Dataset records:
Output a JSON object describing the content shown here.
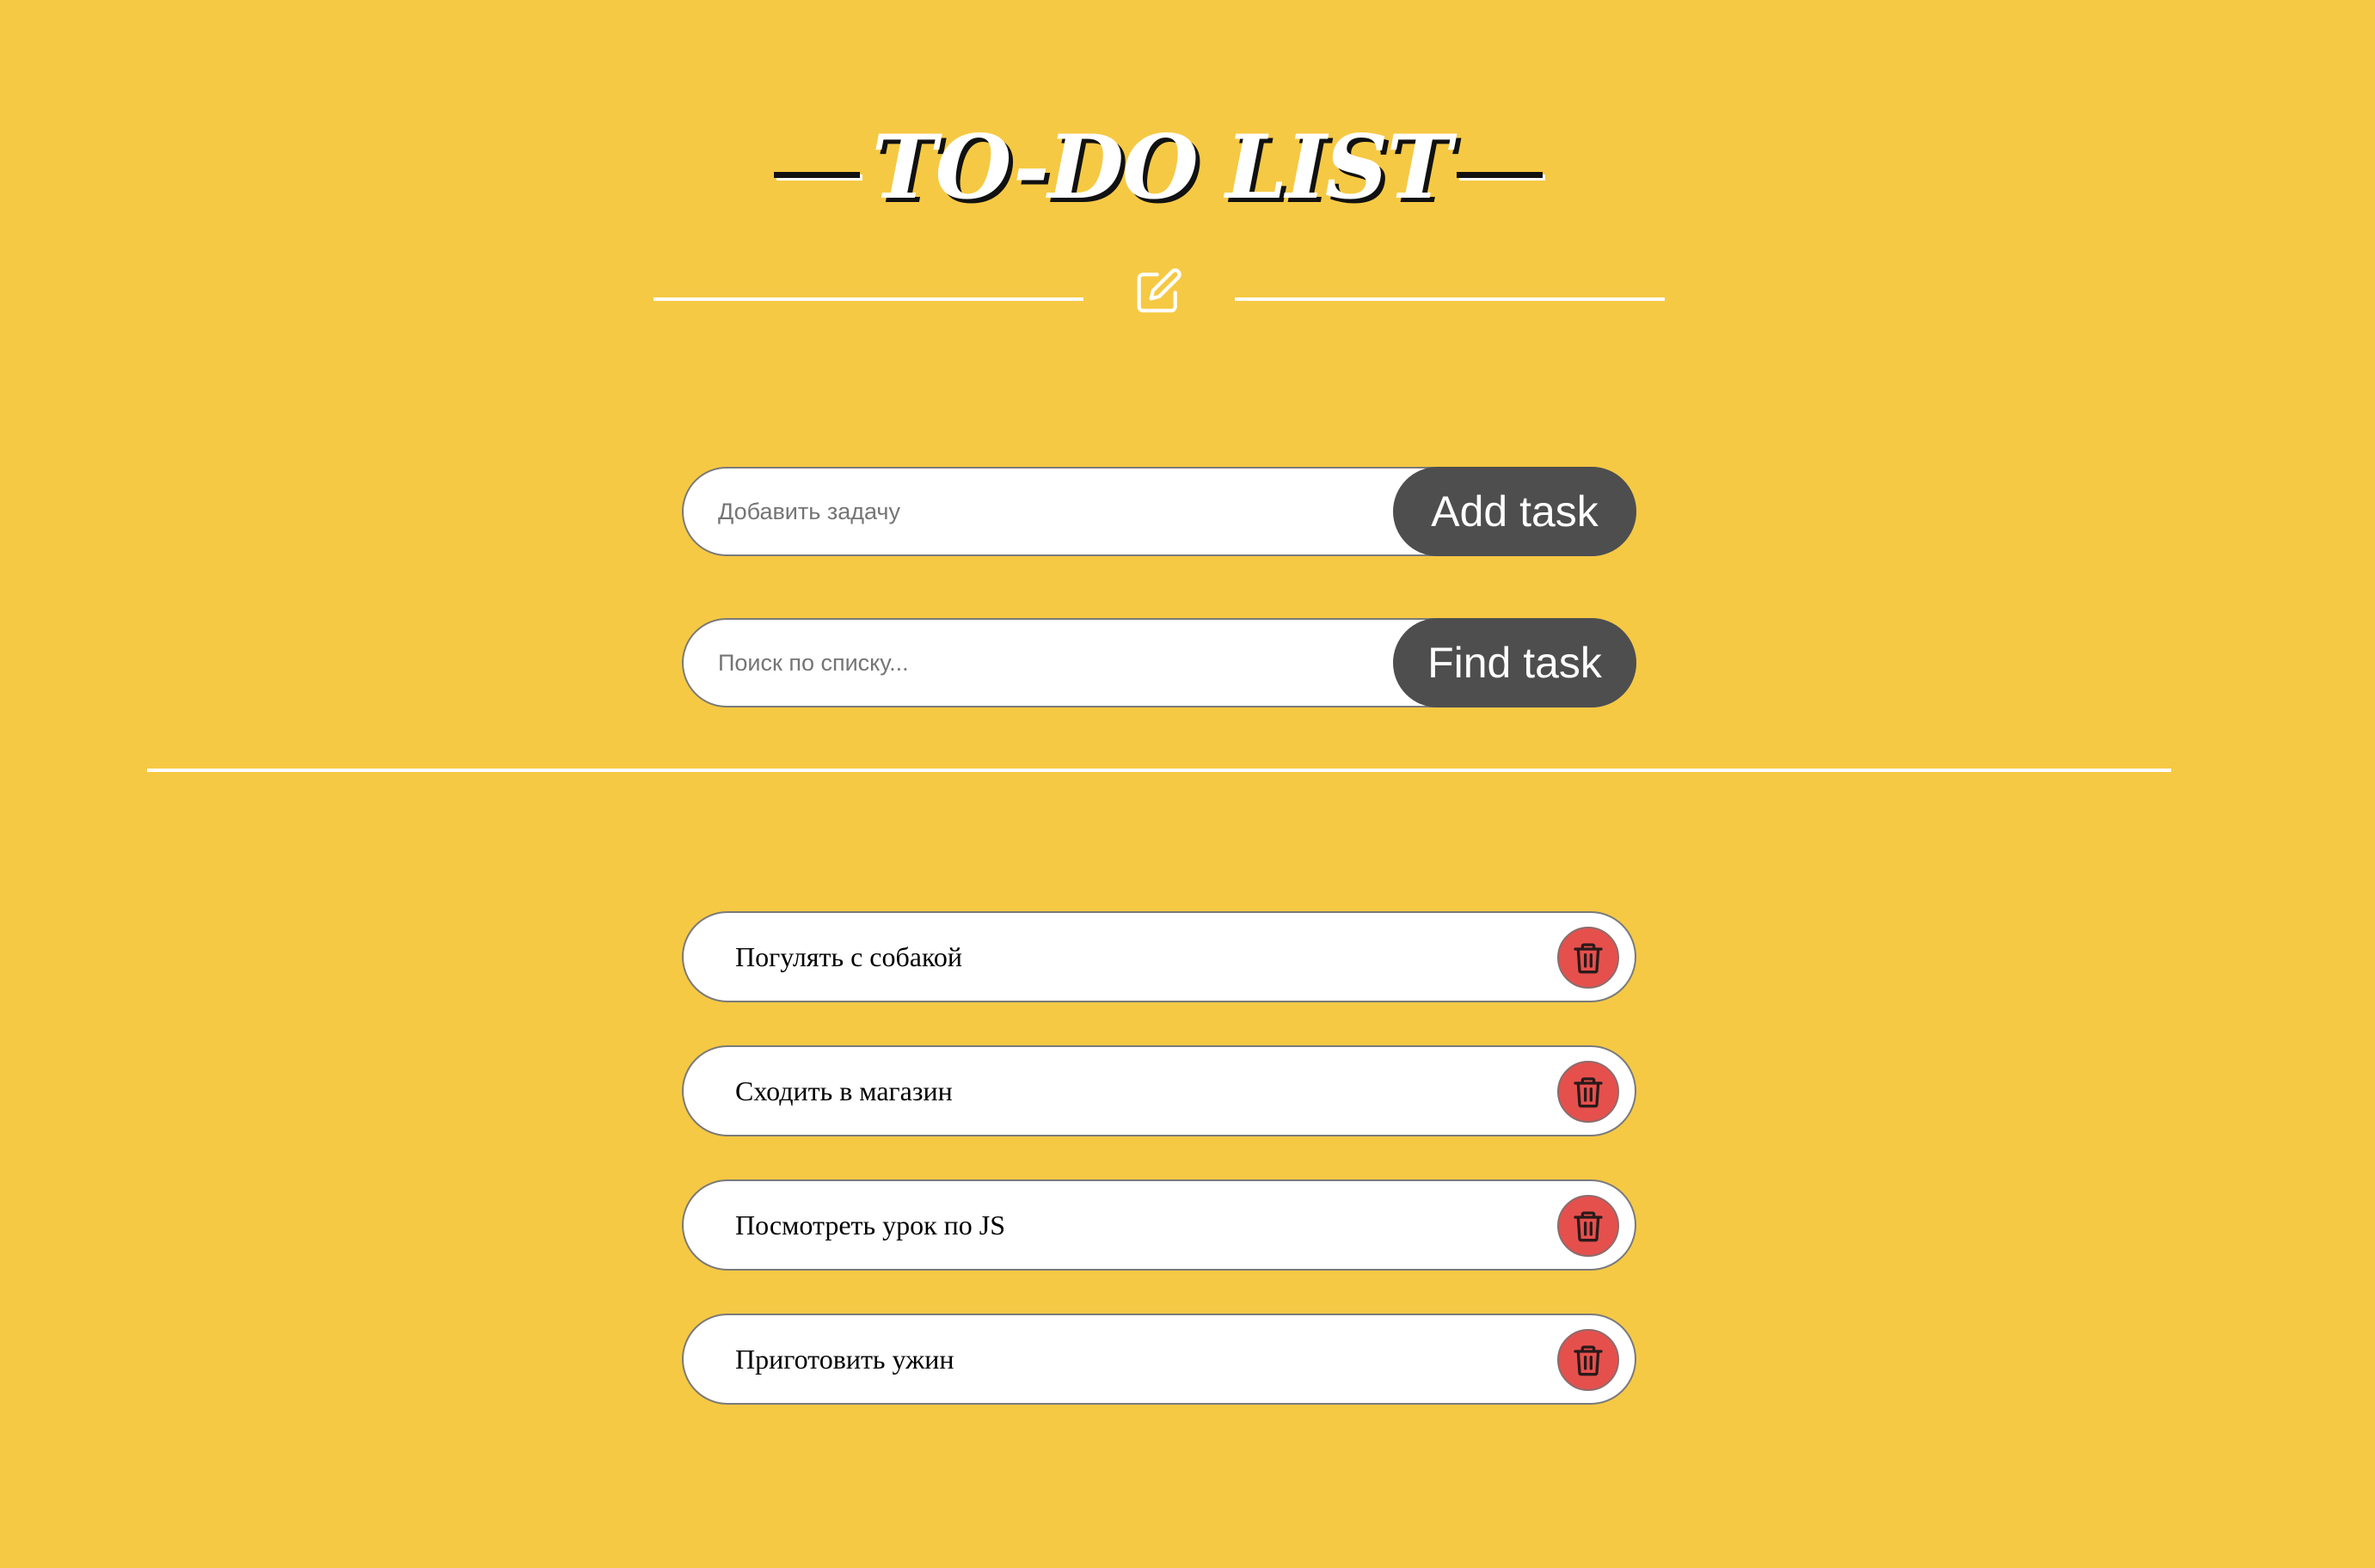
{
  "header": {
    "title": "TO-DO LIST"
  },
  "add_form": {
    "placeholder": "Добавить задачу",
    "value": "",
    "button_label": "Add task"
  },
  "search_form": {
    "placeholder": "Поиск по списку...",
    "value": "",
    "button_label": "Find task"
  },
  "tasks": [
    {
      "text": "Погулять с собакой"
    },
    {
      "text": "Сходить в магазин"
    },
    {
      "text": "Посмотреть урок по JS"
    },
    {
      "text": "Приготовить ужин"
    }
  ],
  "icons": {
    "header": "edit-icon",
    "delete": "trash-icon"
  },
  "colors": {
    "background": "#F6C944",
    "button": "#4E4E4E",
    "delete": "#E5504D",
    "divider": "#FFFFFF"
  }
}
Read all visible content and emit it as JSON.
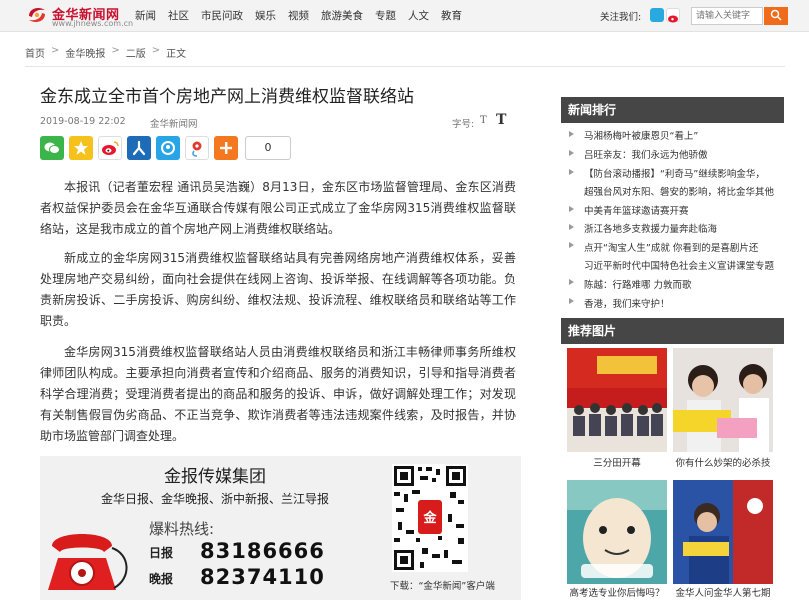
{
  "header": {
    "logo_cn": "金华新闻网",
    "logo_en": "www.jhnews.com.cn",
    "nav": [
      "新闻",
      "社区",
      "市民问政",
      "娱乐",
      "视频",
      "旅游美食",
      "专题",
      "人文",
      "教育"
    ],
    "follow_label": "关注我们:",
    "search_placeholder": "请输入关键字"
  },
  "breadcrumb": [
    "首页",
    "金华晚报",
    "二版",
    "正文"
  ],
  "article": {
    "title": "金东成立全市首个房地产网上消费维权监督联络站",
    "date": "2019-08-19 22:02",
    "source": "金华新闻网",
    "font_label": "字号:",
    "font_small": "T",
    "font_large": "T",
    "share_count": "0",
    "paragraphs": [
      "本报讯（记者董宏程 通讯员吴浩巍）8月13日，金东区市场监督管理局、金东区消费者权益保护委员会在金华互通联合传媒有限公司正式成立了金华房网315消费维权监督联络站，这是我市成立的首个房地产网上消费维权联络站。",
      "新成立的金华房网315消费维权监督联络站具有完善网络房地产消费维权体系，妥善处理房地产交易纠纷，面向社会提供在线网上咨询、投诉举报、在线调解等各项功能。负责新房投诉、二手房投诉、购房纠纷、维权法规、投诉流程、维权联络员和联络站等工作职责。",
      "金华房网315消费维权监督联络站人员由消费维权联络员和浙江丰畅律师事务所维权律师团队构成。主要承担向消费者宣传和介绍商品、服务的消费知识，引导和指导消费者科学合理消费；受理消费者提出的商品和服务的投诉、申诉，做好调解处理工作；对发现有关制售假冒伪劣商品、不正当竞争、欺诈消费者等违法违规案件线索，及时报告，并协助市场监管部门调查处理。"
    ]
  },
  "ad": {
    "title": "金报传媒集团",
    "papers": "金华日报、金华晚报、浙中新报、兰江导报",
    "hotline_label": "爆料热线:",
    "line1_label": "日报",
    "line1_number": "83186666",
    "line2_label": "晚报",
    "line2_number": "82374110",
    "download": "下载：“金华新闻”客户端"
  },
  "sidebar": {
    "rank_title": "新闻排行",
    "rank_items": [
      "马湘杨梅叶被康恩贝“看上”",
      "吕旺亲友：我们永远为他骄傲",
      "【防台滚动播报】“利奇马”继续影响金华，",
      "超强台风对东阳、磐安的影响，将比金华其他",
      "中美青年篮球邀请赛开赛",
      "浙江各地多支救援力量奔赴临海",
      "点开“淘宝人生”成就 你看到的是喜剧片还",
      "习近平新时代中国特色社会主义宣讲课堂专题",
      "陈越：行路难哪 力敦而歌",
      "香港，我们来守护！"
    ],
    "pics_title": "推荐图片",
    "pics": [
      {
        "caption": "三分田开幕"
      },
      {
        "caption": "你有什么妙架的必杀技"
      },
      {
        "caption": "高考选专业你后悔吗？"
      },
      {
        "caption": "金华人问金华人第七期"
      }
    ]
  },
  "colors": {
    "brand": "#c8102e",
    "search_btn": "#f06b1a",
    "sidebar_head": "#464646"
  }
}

**WHAT TO DO:** Restate the records word for word, omitting images.

**IN RESPONSE:**
Output a JSON object describing the content shown here.
{
  "header": {
    "title": "TO-DO LIST"
  },
  "add_form": {
    "placeholder": "Добавить задачу",
    "value": "",
    "button_label": "Add task"
  },
  "search_form": {
    "placeholder": "Поиск по списку...",
    "value": "",
    "button_label": "Find task"
  },
  "tasks": [
    {
      "text": "Погулять с собакой"
    },
    {
      "text": "Сходить в магазин"
    },
    {
      "text": "Посмотреть урок по JS"
    },
    {
      "text": "Приготовить ужин"
    }
  ],
  "icons": {
    "header": "edit-icon",
    "delete": "trash-icon"
  },
  "colors": {
    "background": "#F6C944",
    "button": "#4E4E4E",
    "delete": "#E5504D",
    "divider": "#FFFFFF"
  }
}
Read all visible content and emit it as JSON.
{
  "header": {
    "logo_cn": "金华新闻网",
    "logo_en": "www.jhnews.com.cn",
    "nav": [
      "新闻",
      "社区",
      "市民问政",
      "娱乐",
      "视频",
      "旅游美食",
      "专题",
      "人文",
      "教育"
    ],
    "follow_label": "关注我们:",
    "search_placeholder": "请输入关键字"
  },
  "breadcrumb": [
    "首页",
    "金华晚报",
    "二版",
    "正文"
  ],
  "article": {
    "title": "金东成立全市首个房地产网上消费维权监督联络站",
    "date": "2019-08-19 22:02",
    "source": "金华新闻网",
    "font_label": "字号:",
    "font_small": "T",
    "font_large": "T",
    "share_count": "0",
    "paragraphs": [
      "本报讯（记者董宏程 通讯员吴浩巍）8月13日，金东区市场监督管理局、金东区消费者权益保护委员会在金华互通联合传媒有限公司正式成立了金华房网315消费维权监督联络站，这是我市成立的首个房地产网上消费维权联络站。",
      "新成立的金华房网315消费维权监督联络站具有完善网络房地产消费维权体系，妥善处理房地产交易纠纷，面向社会提供在线网上咨询、投诉举报、在线调解等各项功能。负责新房投诉、二手房投诉、购房纠纷、维权法规、投诉流程、维权联络员和联络站等工作职责。",
      "金华房网315消费维权监督联络站人员由消费维权联络员和浙江丰畅律师事务所维权律师团队构成。主要承担向消费者宣传和介绍商品、服务的消费知识，引导和指导消费者科学合理消费；受理消费者提出的商品和服务的投诉、申诉，做好调解处理工作；对发现有关制售假冒伪劣商品、不正当竞争、欺诈消费者等违法违规案件线索，及时报告，并协助市场监管部门调查处理。"
    ]
  },
  "ad": {
    "title": "金报传媒集团",
    "papers": "金华日报、金华晚报、浙中新报、兰江导报",
    "hotline_label": "爆料热线:",
    "line1_label": "日报",
    "line1_number": "83186666",
    "line2_label": "晚报",
    "line2_number": "82374110",
    "download": "下载：“金华新闻”客户端"
  },
  "sidebar": {
    "rank_title": "新闻排行",
    "rank_items": [
      "马湘杨梅叶被康恩贝“看上”",
      "吕旺亲友：我们永远为他骄傲",
      "【防台滚动播报】“利奇马”继续影响金华，",
      "超强台风对东阳、磐安的影响，将比金华其他",
      "中美青年篮球邀请赛开赛",
      "浙江各地多支救援力量奔赴临海",
      "点开“淘宝人生”成就 你看到的是喜剧片还",
      "习近平新时代中国特色社会主义宣讲课堂专题",
      "陈越：行路难哪 力敦而歌",
      "香港，我们来守护！"
    ],
    "pics_title": "推荐图片",
    "pics": [
      {
        "caption": "三分田开幕"
      },
      {
        "caption": "你有什么妙架的必杀技"
      },
      {
        "caption": "高考选专业你后悔吗？"
      },
      {
        "caption": "金华人问金华人第七期"
      }
    ]
  },
  "colors": {
    "brand": "#c8102e",
    "search_btn": "#f06b1a",
    "sidebar_head": "#464646"
  }
}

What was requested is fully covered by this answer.